[Saved entries]
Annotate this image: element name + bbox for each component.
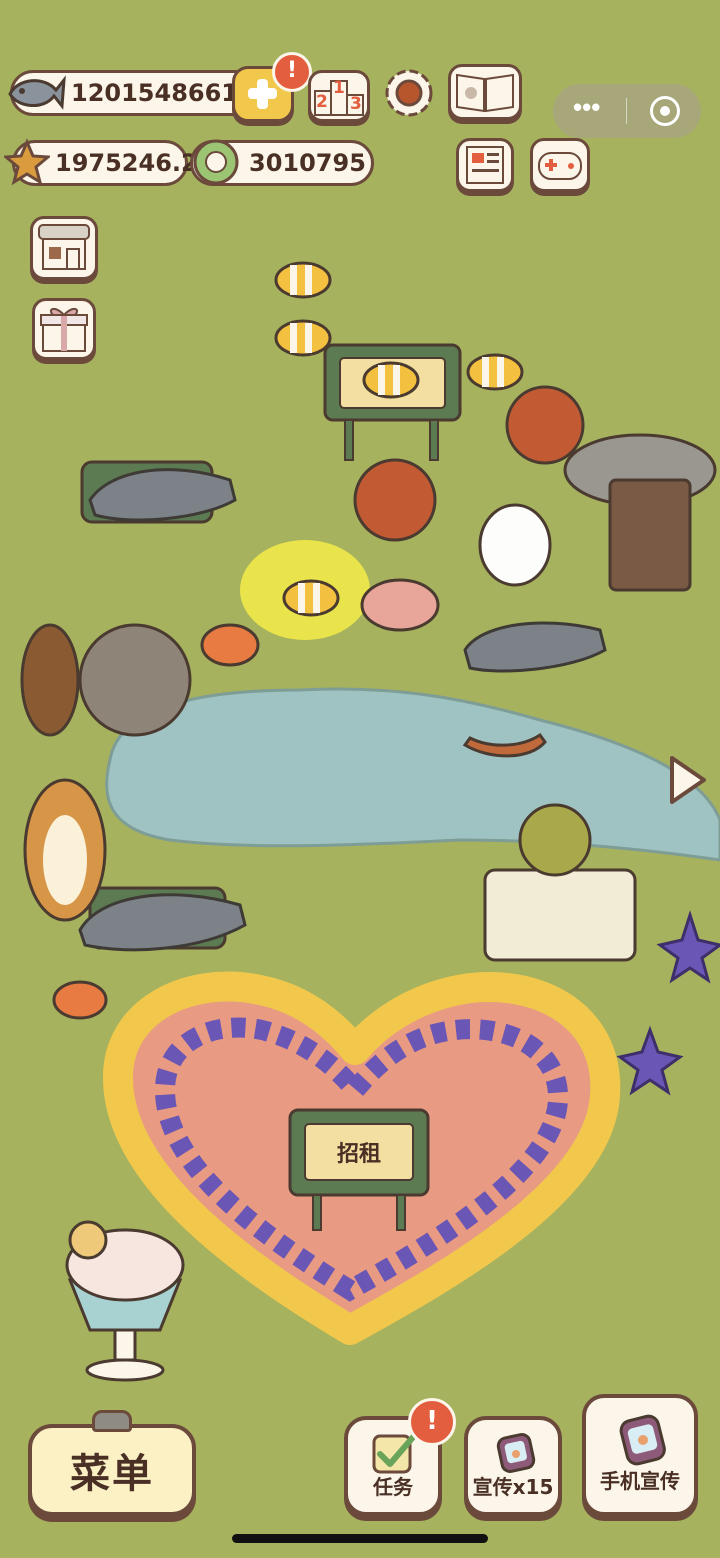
scroll-right-button[interactable] xyxy=(664,752,710,808)
butterflyfish xyxy=(282,579,340,617)
miniprogram-capsule: ••• xyxy=(553,84,701,138)
book-icon xyxy=(456,73,514,113)
chevron-right-icon xyxy=(670,756,706,804)
menu-button[interactable]: 菜单 xyxy=(28,1424,196,1516)
phone-promote-button[interactable]: 手机宣传 xyxy=(582,1394,698,1516)
gamepad-icon xyxy=(538,152,582,180)
rent-sign[interactable]: 招租 xyxy=(305,1124,413,1180)
fish-icon xyxy=(8,75,66,110)
home-indicator xyxy=(232,1534,488,1543)
close-miniprogram-dot xyxy=(660,106,670,116)
butterflyfish xyxy=(274,319,332,357)
game-scene xyxy=(20,343,720,1382)
handbook-button[interactable] xyxy=(448,64,522,120)
rank-second: 2 xyxy=(316,92,328,112)
fish-amount: 12015486619 xyxy=(71,79,255,107)
menu-clip xyxy=(92,1410,132,1432)
shop-button[interactable] xyxy=(30,216,98,280)
rent-sign-label: 招租 xyxy=(336,1142,381,1167)
butterflyfish xyxy=(466,353,524,391)
gift-icon xyxy=(40,308,88,352)
butterflyfish xyxy=(274,261,332,299)
paw-phone-icon xyxy=(496,1433,536,1473)
minigames-button[interactable] xyxy=(530,138,590,192)
divider xyxy=(626,98,627,124)
shop-icon xyxy=(38,224,90,270)
pond xyxy=(105,687,720,862)
task-notification-badge: ! xyxy=(408,1398,456,1446)
gift-button[interactable] xyxy=(32,298,96,360)
rank-first: 1 xyxy=(333,78,345,98)
star-icon xyxy=(4,138,50,186)
star-amount: 1975246.2 xyxy=(55,149,198,177)
newspaper-icon xyxy=(466,146,504,184)
settings-button[interactable] xyxy=(380,64,438,122)
gear-icon xyxy=(385,69,433,117)
shell-icon xyxy=(193,139,239,185)
phone-icon xyxy=(619,1414,666,1466)
menu-button-label: 菜单 xyxy=(70,1451,154,1497)
more-icon[interactable]: ••• xyxy=(573,92,600,123)
butterflyfish xyxy=(362,361,420,399)
shell-amount: 3010795 xyxy=(249,149,366,177)
promote-button[interactable]: 宣传x15 xyxy=(464,1416,562,1516)
rank-third: 3 xyxy=(350,94,362,114)
add-currency-notification-badge: ! xyxy=(272,52,312,92)
news-button[interactable] xyxy=(456,138,514,192)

#### Stated problem:
In the listing, rename every "butterflyfish" to "angelfish" and give all other lines back unchanged. Omit the pictures from your answer.

#### Task answer:
Annotate this image: element name + bbox for each component.
scroll-right-button[interactable] xyxy=(664,752,710,808)
angelfish xyxy=(282,579,340,617)
miniprogram-capsule: ••• xyxy=(553,84,701,138)
book-icon xyxy=(456,73,514,113)
chevron-right-icon xyxy=(670,756,706,804)
menu-button[interactable]: 菜单 xyxy=(28,1424,196,1516)
phone-promote-button[interactable]: 手机宣传 xyxy=(582,1394,698,1516)
gamepad-icon xyxy=(538,152,582,180)
rent-sign[interactable]: 招租 xyxy=(305,1124,413,1180)
fish-icon xyxy=(8,75,66,110)
home-indicator xyxy=(232,1534,488,1543)
close-miniprogram-dot xyxy=(660,106,670,116)
angelfish xyxy=(274,319,332,357)
game-scene xyxy=(20,343,720,1382)
handbook-button[interactable] xyxy=(448,64,522,120)
rank-second: 2 xyxy=(316,92,328,112)
fish-amount: 12015486619 xyxy=(71,79,255,107)
menu-clip xyxy=(92,1410,132,1432)
shop-button[interactable] xyxy=(30,216,98,280)
rent-sign-label: 招租 xyxy=(336,1142,381,1167)
angelfish xyxy=(466,353,524,391)
gift-icon xyxy=(40,308,88,352)
angelfish xyxy=(274,261,332,299)
paw-phone-icon xyxy=(496,1433,536,1473)
minigames-button[interactable] xyxy=(530,138,590,192)
divider xyxy=(626,98,627,124)
shop-icon xyxy=(38,224,90,270)
pond xyxy=(105,687,720,862)
task-notification-badge: ! xyxy=(408,1398,456,1446)
gift-button[interactable] xyxy=(32,298,96,360)
rank-first: 1 xyxy=(333,78,345,98)
star-icon xyxy=(4,138,50,186)
star-amount: 1975246.2 xyxy=(55,149,198,177)
newspaper-icon xyxy=(466,146,504,184)
settings-button[interactable] xyxy=(380,64,438,122)
gear-icon xyxy=(385,69,433,117)
shell-icon xyxy=(193,139,239,185)
phone-icon xyxy=(619,1414,666,1466)
menu-button-label: 菜单 xyxy=(70,1451,154,1497)
more-icon[interactable]: ••• xyxy=(573,92,600,123)
angelfish xyxy=(362,361,420,399)
shell-amount: 3010795 xyxy=(249,149,366,177)
promote-button[interactable]: 宣传x15 xyxy=(464,1416,562,1516)
rank-third: 3 xyxy=(350,94,362,114)
add-currency-notification-badge: ! xyxy=(272,52,312,92)
news-button[interactable] xyxy=(456,138,514,192)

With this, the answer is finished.